Die in der Baugenehmigung vom 7. Mai 2015 als Nebenbestimmung festgelegte Verpflichtung zur Vorlage von Prüfbescheinigungen über die ordnungsgemäße Bauausführung resultiert aus Art. 62 Abs. 3 BayBO i. V. m. Art. 36 Abs. 1 BayVwVfG.
Da die erteilte Baugenehmigung vom 7. Mai 2015 somit vollumfänglich dem zur Genehmigung gestellten Bauvorhaben entspricht, kann die Klägerin durch die erhobene Verpflichtungsklage auf erneute Verbescheidung des Bauantrages ihre Rechtsposition nicht verbessern. Vielmehr erscheint das Klagebegehren der Klägerin lediglich der Klärung prinzipieller Rechtsfragen zu dienen (vgl. Ehlers in Schoch/Schneider/Bier, VwGO-Komm., § 40 Rn. 94).

•••

### Aufgabe
Beantworte diese Fragen zum Textauszug über die Baugenehmigung:
1. Von welchem Datum ist die Baugenehmigung?
2. Aus welchen Vorschriften resultiert die Verpflichtung zur Vorlage von Prüfbescheinigungen?
3. Welche Klage hat die Klägerin erhoben?
Das Material steht in keinem Zusammenhang mit dem Textauszug.

### Auszüge aus einem Datensatz mit Layout-Annotationen
•••

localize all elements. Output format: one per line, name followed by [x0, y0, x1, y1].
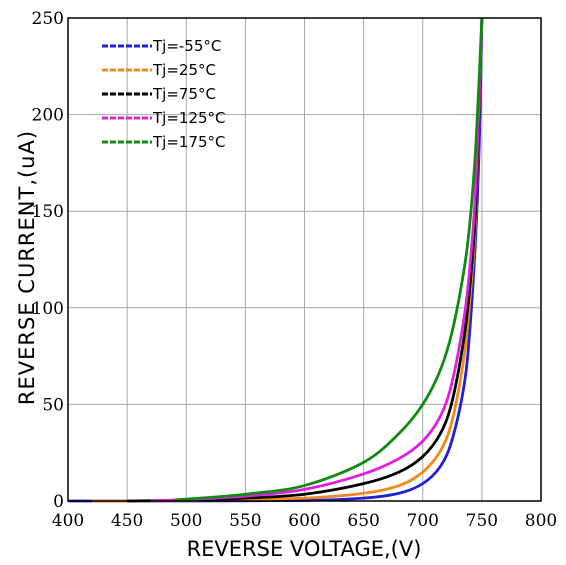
y-tick-label: 50 [42, 395, 64, 415]
series-line-0 [67, 17, 484, 503]
x-tick-label: 550 [229, 511, 261, 531]
x-tick-label: 600 [288, 511, 320, 531]
y-tick-label: 0 [53, 492, 64, 512]
legend: Tj=-55°C Tj=25°C Tj=75°C Tj=125°C Tj=175°C [102, 37, 226, 151]
legend-label-3: Tj=125°C [152, 109, 226, 127]
legend-label-2: Tj=75°C [152, 85, 216, 103]
y-tick-label: 250 [32, 9, 64, 29]
y-axis-title: REVERSE CURRENT,(uA) [15, 130, 39, 405]
series-line-3 [150, 17, 484, 503]
x-tick-label: 450 [111, 511, 143, 531]
x-tick-label: 750 [466, 511, 498, 531]
legend-label-1: Tj=25°C [152, 61, 216, 79]
y-tick-label: 100 [32, 299, 64, 319]
legend-label-0: Tj=-55°C [152, 37, 221, 55]
series-line-1 [91, 17, 484, 503]
tick-labels: 400 450 500 550 600 650 700 750 800 0 50 100 150 200 2… [32, 9, 558, 531]
y-tick-label: 150 [32, 202, 64, 222]
legend-label-4: Tj=175°C [152, 133, 226, 151]
plot-frame [67, 17, 542, 502]
x-axis-title: REVERSE VOLTAGE,(V) [187, 537, 422, 561]
x-tick-label: 500 [170, 511, 202, 531]
series-lines [67, 17, 484, 503]
series-line-4 [174, 17, 484, 502]
x-tick-label: 800 [525, 511, 557, 531]
y-tick-label: 200 [32, 106, 64, 126]
x-tick-label: 400 [52, 511, 84, 531]
x-tick-label: 650 [347, 511, 379, 531]
x-tick-label: 700 [407, 511, 439, 531]
grid [67, 17, 542, 502]
series-line-2 [127, 17, 484, 503]
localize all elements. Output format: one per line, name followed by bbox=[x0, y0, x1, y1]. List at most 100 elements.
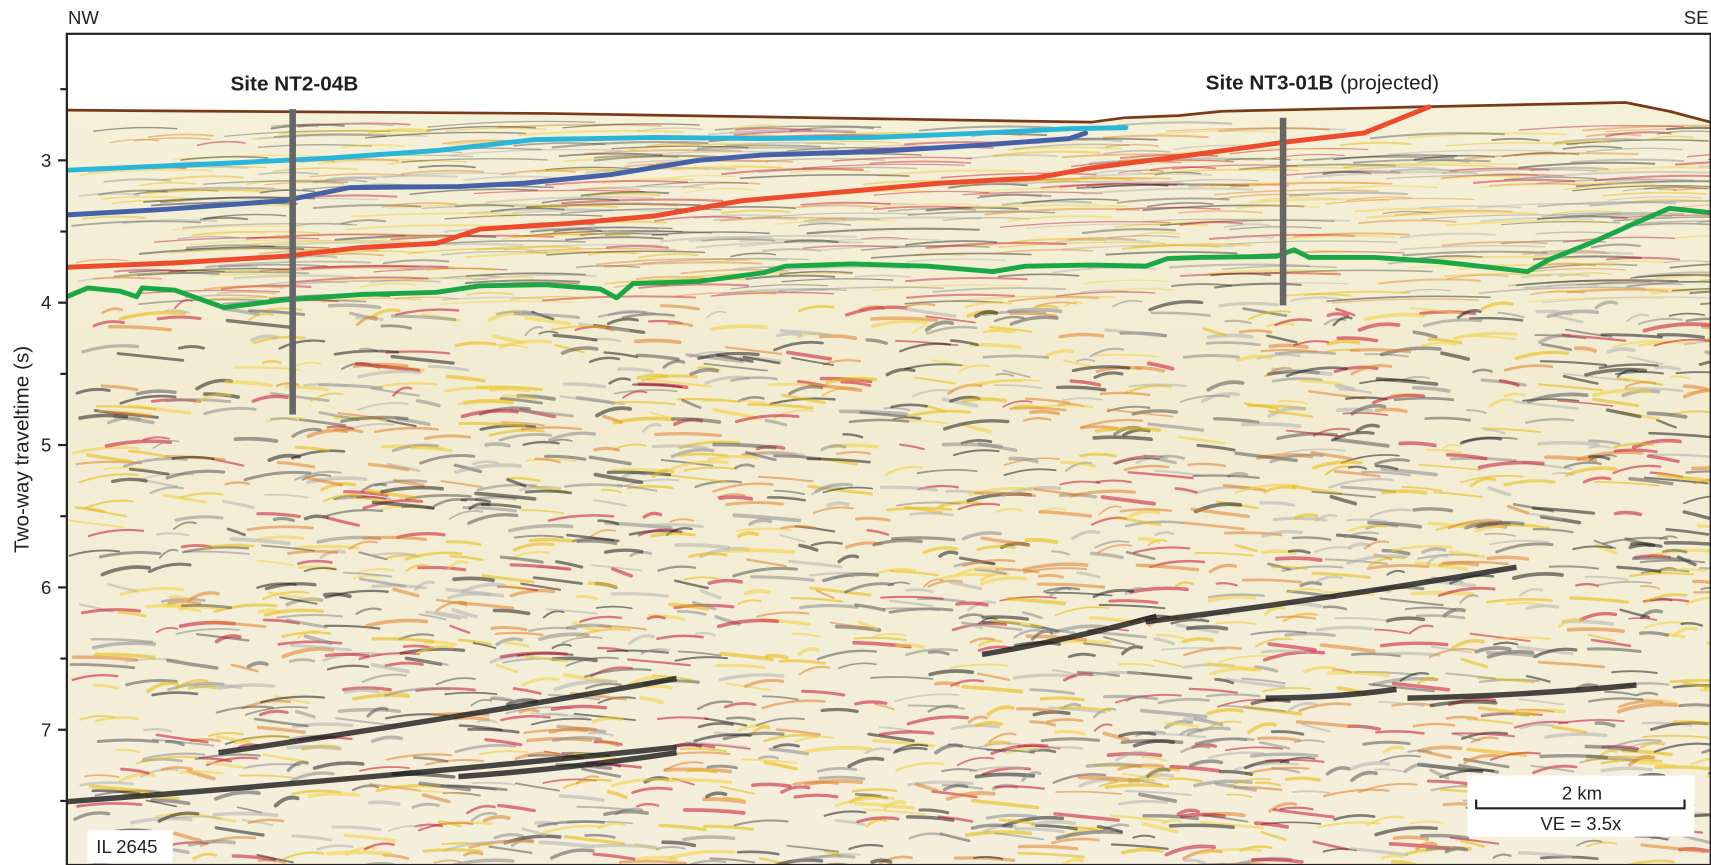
reflector bbox=[1092, 670, 1141, 677]
reflector bbox=[1691, 813, 1711, 818]
reflector bbox=[1628, 617, 1658, 621]
reflector bbox=[768, 747, 810, 756]
reflector bbox=[1138, 792, 1178, 803]
reflector bbox=[1488, 398, 1515, 408]
reflector bbox=[656, 634, 704, 641]
reflector bbox=[775, 728, 822, 736]
reflector bbox=[1672, 720, 1711, 725]
reflector bbox=[654, 215, 742, 222]
reflector bbox=[597, 625, 648, 631]
reflector bbox=[458, 601, 515, 610]
reflector bbox=[392, 386, 413, 397]
reflector bbox=[1038, 510, 1093, 518]
reflector bbox=[673, 579, 709, 590]
reflector bbox=[1465, 718, 1514, 725]
reflector bbox=[1472, 368, 1493, 374]
reflector bbox=[1277, 400, 1309, 405]
reflector bbox=[1484, 532, 1516, 537]
reflector bbox=[1335, 407, 1374, 414]
reflector bbox=[214, 826, 265, 837]
reflector bbox=[905, 588, 935, 594]
reflector bbox=[366, 706, 389, 718]
reflector bbox=[248, 309, 306, 317]
reflector bbox=[737, 531, 760, 538]
reflector bbox=[999, 595, 1057, 602]
reflector bbox=[1602, 536, 1669, 545]
reflector bbox=[790, 286, 945, 293]
reflector bbox=[730, 376, 779, 382]
reflector bbox=[1591, 397, 1640, 408]
reflector bbox=[358, 651, 420, 660]
reflector bbox=[985, 813, 1038, 820]
reflector bbox=[1310, 451, 1353, 461]
reflector bbox=[554, 560, 584, 569]
reflector bbox=[647, 614, 686, 621]
reflector bbox=[993, 248, 1094, 255]
reflector bbox=[1473, 178, 1576, 185]
reflector bbox=[799, 604, 859, 610]
reflector bbox=[412, 756, 449, 763]
reflector bbox=[1332, 316, 1353, 327]
reflector bbox=[806, 457, 871, 464]
reflector bbox=[1132, 834, 1156, 839]
reflector bbox=[171, 455, 215, 461]
reflector bbox=[1243, 166, 1356, 171]
reflector bbox=[528, 537, 575, 543]
reflector bbox=[1350, 348, 1412, 354]
reflector bbox=[1016, 180, 1184, 185]
reflector bbox=[1171, 283, 1233, 288]
reflector bbox=[1121, 243, 1252, 250]
reflector bbox=[88, 508, 128, 518]
reflector bbox=[798, 222, 852, 227]
reflector bbox=[1017, 844, 1079, 851]
strong-reflector bbox=[1265, 686, 1397, 701]
reflector bbox=[1390, 168, 1458, 173]
reflector bbox=[667, 321, 694, 328]
reflector bbox=[1480, 217, 1594, 223]
reflector bbox=[789, 169, 872, 174]
reflector bbox=[848, 843, 884, 851]
reflector bbox=[1059, 182, 1185, 188]
reflector bbox=[496, 343, 529, 349]
reflector bbox=[512, 209, 669, 214]
reflector bbox=[703, 362, 768, 372]
reflector bbox=[998, 818, 1036, 826]
reflector bbox=[1391, 545, 1454, 552]
reflector bbox=[608, 377, 631, 385]
reflector bbox=[422, 848, 483, 853]
reflector bbox=[168, 267, 294, 274]
reflector bbox=[905, 648, 959, 656]
reflector bbox=[384, 687, 451, 697]
reflector bbox=[905, 815, 955, 822]
reflector bbox=[538, 632, 590, 641]
reflector bbox=[1443, 444, 1462, 449]
reflector bbox=[978, 617, 998, 625]
reflector bbox=[1195, 551, 1254, 557]
reflector bbox=[1002, 369, 1031, 378]
reflector bbox=[842, 433, 864, 439]
reflector bbox=[1381, 489, 1428, 495]
reflector bbox=[1260, 830, 1287, 841]
reflector bbox=[181, 603, 233, 610]
reflector bbox=[525, 202, 702, 209]
reflector bbox=[1374, 464, 1399, 471]
reflector bbox=[1350, 364, 1393, 376]
reflector bbox=[136, 271, 310, 277]
reflector bbox=[610, 567, 633, 578]
reflector bbox=[610, 777, 675, 788]
reflector bbox=[969, 742, 1024, 751]
reflector bbox=[426, 125, 536, 132]
reflector bbox=[1264, 366, 1292, 377]
reflector bbox=[114, 268, 187, 273]
reflector bbox=[462, 506, 517, 513]
reflector bbox=[1142, 813, 1199, 821]
reflector bbox=[1268, 410, 1314, 418]
reflector bbox=[1238, 329, 1273, 334]
reflector bbox=[1588, 199, 1711, 207]
reflector bbox=[958, 613, 984, 620]
reflector bbox=[1096, 825, 1123, 833]
reflector bbox=[1586, 841, 1618, 848]
reflector bbox=[606, 470, 672, 477]
reflector bbox=[194, 753, 261, 761]
reflector bbox=[1142, 218, 1262, 223]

•••

### Erledigte Aufgabe
1. Vom 7. Mai 2015.
2. Aus Art. 62 Abs. 3 BayBO i. V. m. Art. 36 Abs. 1 BayVwVfG.
3. Eine Verpflichtungsklage auf erneute Verbescheidung des Bauantrages.